*What this task involves*.
All lines in which the word "structured" occurs are to be extracted.

*Items*.
━━━━

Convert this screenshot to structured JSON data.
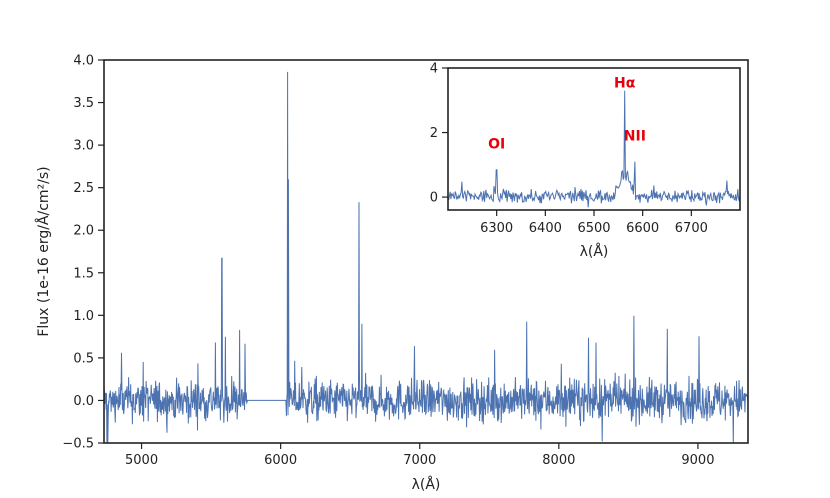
{
  "chart_data": [
    {
      "type": "line",
      "xlabel": "λ(Å)",
      "ylabel": "Flux (1e-16 erg/Å/cm²/s)",
      "xlim": [
        4730,
        9360
      ],
      "ylim": [
        -0.5,
        4.0
      ],
      "xticks": [
        "5000",
        "6000",
        "7000",
        "8000",
        "9000"
      ],
      "xtick_values": [
        5000,
        6000,
        7000,
        8000,
        9000
      ],
      "yticks": [
        "−0.5",
        "0.0",
        "0.5",
        "1.0",
        "1.5",
        "2.0",
        "2.5",
        "3.0",
        "3.5",
        "4.0"
      ],
      "ytick_values": [
        -0.5,
        0.0,
        0.5,
        1.0,
        1.5,
        2.0,
        2.5,
        3.0,
        3.5,
        4.0
      ],
      "line_color": "#4c72b0",
      "features": [
        {
          "x": 5577,
          "y": 1.67
        },
        {
          "x": 6050,
          "y": 3.86
        },
        {
          "x": 6056,
          "y": 2.6
        },
        {
          "x": 6563,
          "y": 2.33
        },
        {
          "x": 6584,
          "y": 0.9
        }
      ],
      "gap": {
        "x_start": 5760,
        "x_end": 6040,
        "y": 0.0
      },
      "noise_amplitude": 0.45
    },
    {
      "type": "line",
      "inset": true,
      "xlabel": "λ(Å)",
      "xlim": [
        6200,
        6800
      ],
      "ylim": [
        -0.4,
        4.0
      ],
      "xticks": [
        "6300",
        "6400",
        "6500",
        "6600",
        "6700"
      ],
      "xtick_values": [
        6300,
        6400,
        6500,
        6600,
        6700
      ],
      "yticks": [
        "0",
        "2",
        "4"
      ],
      "ytick_values": [
        0,
        2,
        4
      ],
      "line_color": "#4c72b0",
      "annotations": [
        {
          "label": "OI",
          "x": 6300,
          "y": 1.5,
          "color": "#e8000b"
        },
        {
          "label": "Hα",
          "x": 6563,
          "y": 3.4,
          "color": "#e8000b"
        },
        {
          "label": "NII",
          "x": 6584,
          "y": 1.75,
          "color": "#e8000b"
        }
      ],
      "features": [
        {
          "x": 6300,
          "y": 0.85
        },
        {
          "x": 6563,
          "y": 3.3
        },
        {
          "x": 6584,
          "y": 1.1
        }
      ]
    }
  ]
}
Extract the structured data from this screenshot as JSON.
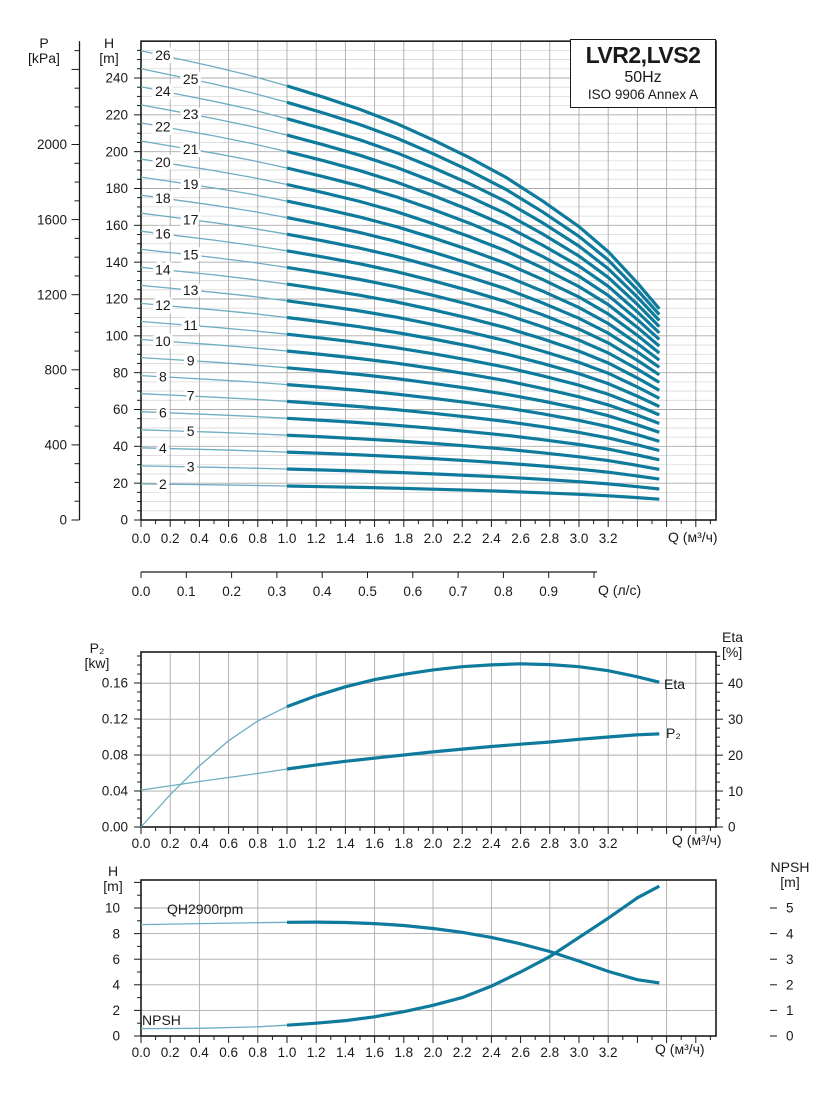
{
  "title_box": {
    "model": "LVR2,LVS2",
    "frequency": "50Hz",
    "standard": "ISO 9906 Annex A"
  },
  "labels": {
    "pressure_axis": "P",
    "pressure_unit": "[kPa]",
    "head_axis": "H",
    "head_unit": "[m]",
    "flow_m3h": "Q (м³/ч)",
    "flow_ls": "Q (л/с)",
    "power_axis": "P₂",
    "power_unit": "[kw]",
    "eta_axis": "Eta",
    "eta_unit": "[%]",
    "npsh_axis": "NPSH",
    "npsh_unit": "[m]",
    "head_axis_bottom": "H",
    "head_unit_bottom": "[m]",
    "eta_curve": "Eta",
    "p2_curve": "P₂",
    "qh_curve": "QH2900rpm",
    "npsh_curve": "NPSH"
  },
  "colors": {
    "curve_thick": "#0e7a9c",
    "curve_thin": "#6fadc2",
    "grid": "#ababab",
    "grid_minor": "#d9d9d9",
    "frame": "#1a1a1a",
    "text": "#1a1a1a"
  },
  "chart_data": [
    {
      "type": "line",
      "name": "multistage QH curves, stages 2-26",
      "x_axis": {
        "label": "Q (м³/ч)",
        "range": [
          0,
          3.94
        ],
        "tick_minor_step": 0.1,
        "tick_major_step": 0.2,
        "tick_labels": [
          "0.0",
          "0.2",
          "0.4",
          "0.6",
          "0.8",
          "1.0",
          "1.2",
          "1.4",
          "1.6",
          "1.8",
          "2.0",
          "2.2",
          "2.4",
          "2.6",
          "2.8",
          "3.0",
          "3.2"
        ]
      },
      "x_axis_secondary": {
        "label": "Q (л/с)",
        "range": [
          0,
          1.0
        ],
        "tick_step": 0.1,
        "tick_labels": [
          "0.0",
          "0.1",
          "0.2",
          "0.3",
          "0.4",
          "0.5",
          "0.6",
          "0.7",
          "0.8",
          "0.9"
        ]
      },
      "y_axis_pressure": {
        "label": "P [kPa]",
        "range": [
          0,
          2550
        ],
        "minor_step": 100,
        "major_step": 400,
        "tick_labels": [
          "0",
          "400",
          "800",
          "1200",
          "1600",
          "2000"
        ]
      },
      "y_axis_head": {
        "label": "H [m]",
        "range": [
          0,
          260
        ],
        "minor_step": 5,
        "major_step": 20,
        "tick_labels": [
          "0",
          "20",
          "40",
          "60",
          "80",
          "100",
          "120",
          "140",
          "160",
          "180",
          "200",
          "220",
          "240"
        ]
      },
      "stages": [
        2,
        3,
        4,
        5,
        6,
        7,
        8,
        9,
        10,
        11,
        12,
        13,
        14,
        15,
        16,
        17,
        18,
        19,
        20,
        21,
        22,
        23,
        24,
        25,
        26
      ],
      "head_per_stage_m": 9.8,
      "profile_q": [
        0,
        0.25,
        0.5,
        0.75,
        1.0,
        1.25,
        1.5,
        1.75,
        2.0,
        2.25,
        2.5,
        2.75,
        3.0,
        3.2,
        3.4,
        3.55
      ],
      "profile_factor": [
        1,
        0.983,
        0.966,
        0.947,
        0.925,
        0.901,
        0.875,
        0.845,
        0.81,
        0.772,
        0.73,
        0.68,
        0.625,
        0.572,
        0.505,
        0.45
      ],
      "stage_flatten_base": 0.75,
      "thick_from_q": 1.0,
      "curve_end_q": 3.55,
      "label_q_even": 0.15,
      "label_q_odd": 0.34
    },
    {
      "type": "line",
      "name": "power P2 and efficiency Eta vs flow",
      "x_axis": {
        "label": "Q (м³/ч)",
        "range": [
          0,
          3.94
        ],
        "tick_minor_step": 0.1,
        "tick_major_step": 0.2,
        "tick_labels": [
          "0.0",
          "0.2",
          "0.4",
          "0.6",
          "0.8",
          "1.0",
          "1.2",
          "1.4",
          "1.6",
          "1.8",
          "2.0",
          "2.2",
          "2.4",
          "2.6",
          "2.8",
          "3.0",
          "3.2"
        ]
      },
      "y_axis_power": {
        "label": "P₂ [kw]",
        "range": [
          0,
          0.1944
        ],
        "minor_step": 0.01,
        "major_step": 0.04,
        "tick_labels": [
          "0.00",
          "0.04",
          "0.08",
          "0.12",
          "0.16"
        ]
      },
      "y_axis_eta": {
        "label": "Eta [%]",
        "range": [
          0,
          48.6
        ],
        "minor_step": 2.5,
        "major_step": 10,
        "tick_labels": [
          "0",
          "10",
          "20",
          "30",
          "40"
        ]
      },
      "thick_from_q": 1.0,
      "series": [
        {
          "name": "Eta",
          "axis": "eta",
          "points": [
            [
              0,
              0
            ],
            [
              0.2,
              9
            ],
            [
              0.4,
              17
            ],
            [
              0.6,
              24
            ],
            [
              0.8,
              29.5
            ],
            [
              1.0,
              33.5
            ],
            [
              1.2,
              36.5
            ],
            [
              1.4,
              39
            ],
            [
              1.6,
              41
            ],
            [
              1.8,
              42.5
            ],
            [
              2.0,
              43.7
            ],
            [
              2.2,
              44.6
            ],
            [
              2.4,
              45.1
            ],
            [
              2.6,
              45.4
            ],
            [
              2.8,
              45.2
            ],
            [
              3.0,
              44.6
            ],
            [
              3.2,
              43.5
            ],
            [
              3.4,
              41.8
            ],
            [
              3.55,
              40.3
            ]
          ]
        },
        {
          "name": "P₂",
          "axis": "power",
          "points": [
            [
              0,
              0.041
            ],
            [
              0.4,
              0.0505
            ],
            [
              0.8,
              0.0595
            ],
            [
              1.0,
              0.0645
            ],
            [
              1.2,
              0.069
            ],
            [
              1.4,
              0.073
            ],
            [
              1.6,
              0.0765
            ],
            [
              1.8,
              0.08
            ],
            [
              2.0,
              0.0835
            ],
            [
              2.2,
              0.0865
            ],
            [
              2.4,
              0.0895
            ],
            [
              2.6,
              0.092
            ],
            [
              2.8,
              0.0945
            ],
            [
              3.0,
              0.0975
            ],
            [
              3.2,
              0.1
            ],
            [
              3.4,
              0.1025
            ],
            [
              3.55,
              0.1035
            ]
          ]
        }
      ]
    },
    {
      "type": "line",
      "name": "single stage QH at 2900 rpm and NPSH vs flow",
      "x_axis": {
        "label": "Q (м³/ч)",
        "range": [
          0,
          3.94
        ],
        "tick_minor_step": 0.1,
        "tick_major_step": 0.2,
        "tick_labels": [
          "0.0",
          "0.2",
          "0.4",
          "0.6",
          "0.8",
          "1.0",
          "1.2",
          "1.4",
          "1.6",
          "1.8",
          "2.0",
          "2.2",
          "2.4",
          "2.6",
          "2.8",
          "3.0",
          "3.2"
        ]
      },
      "y_axis_head": {
        "label": "H [m]",
        "range": [
          0,
          12.2
        ],
        "minor_step": 1,
        "major_step": 2,
        "tick_labels": [
          "0",
          "2",
          "4",
          "6",
          "8",
          "10"
        ]
      },
      "y_axis_npsh": {
        "label": "NPSH [m]",
        "range": [
          0,
          6.1
        ],
        "major_step": 1,
        "tick_labels": [
          "0",
          "1",
          "2",
          "3",
          "4",
          "5"
        ]
      },
      "thick_from_q": 1.0,
      "series": [
        {
          "name": "QH2900rpm",
          "axis": "head",
          "points": [
            [
              0,
              8.7
            ],
            [
              0.4,
              8.78
            ],
            [
              0.8,
              8.85
            ],
            [
              1.0,
              8.88
            ],
            [
              1.2,
              8.9
            ],
            [
              1.4,
              8.87
            ],
            [
              1.6,
              8.78
            ],
            [
              1.8,
              8.63
            ],
            [
              2.0,
              8.4
            ],
            [
              2.2,
              8.1
            ],
            [
              2.4,
              7.7
            ],
            [
              2.6,
              7.2
            ],
            [
              2.8,
              6.6
            ],
            [
              3.0,
              5.85
            ],
            [
              3.2,
              5.05
            ],
            [
              3.4,
              4.4
            ],
            [
              3.55,
              4.15
            ]
          ]
        },
        {
          "name": "NPSH",
          "axis": "npsh",
          "points": [
            [
              0,
              0.29
            ],
            [
              0.4,
              0.3
            ],
            [
              0.8,
              0.36
            ],
            [
              1.0,
              0.42
            ],
            [
              1.2,
              0.5
            ],
            [
              1.4,
              0.6
            ],
            [
              1.6,
              0.75
            ],
            [
              1.8,
              0.95
            ],
            [
              2.0,
              1.2
            ],
            [
              2.2,
              1.5
            ],
            [
              2.4,
              1.95
            ],
            [
              2.6,
              2.5
            ],
            [
              2.8,
              3.1
            ],
            [
              3.0,
              3.85
            ],
            [
              3.2,
              4.6
            ],
            [
              3.4,
              5.4
            ],
            [
              3.55,
              5.85
            ]
          ]
        }
      ]
    }
  ]
}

━━━━

*In response*.
Convert this screenshot to structured JSON data.
Extract the structured data from this screenshot as JSON.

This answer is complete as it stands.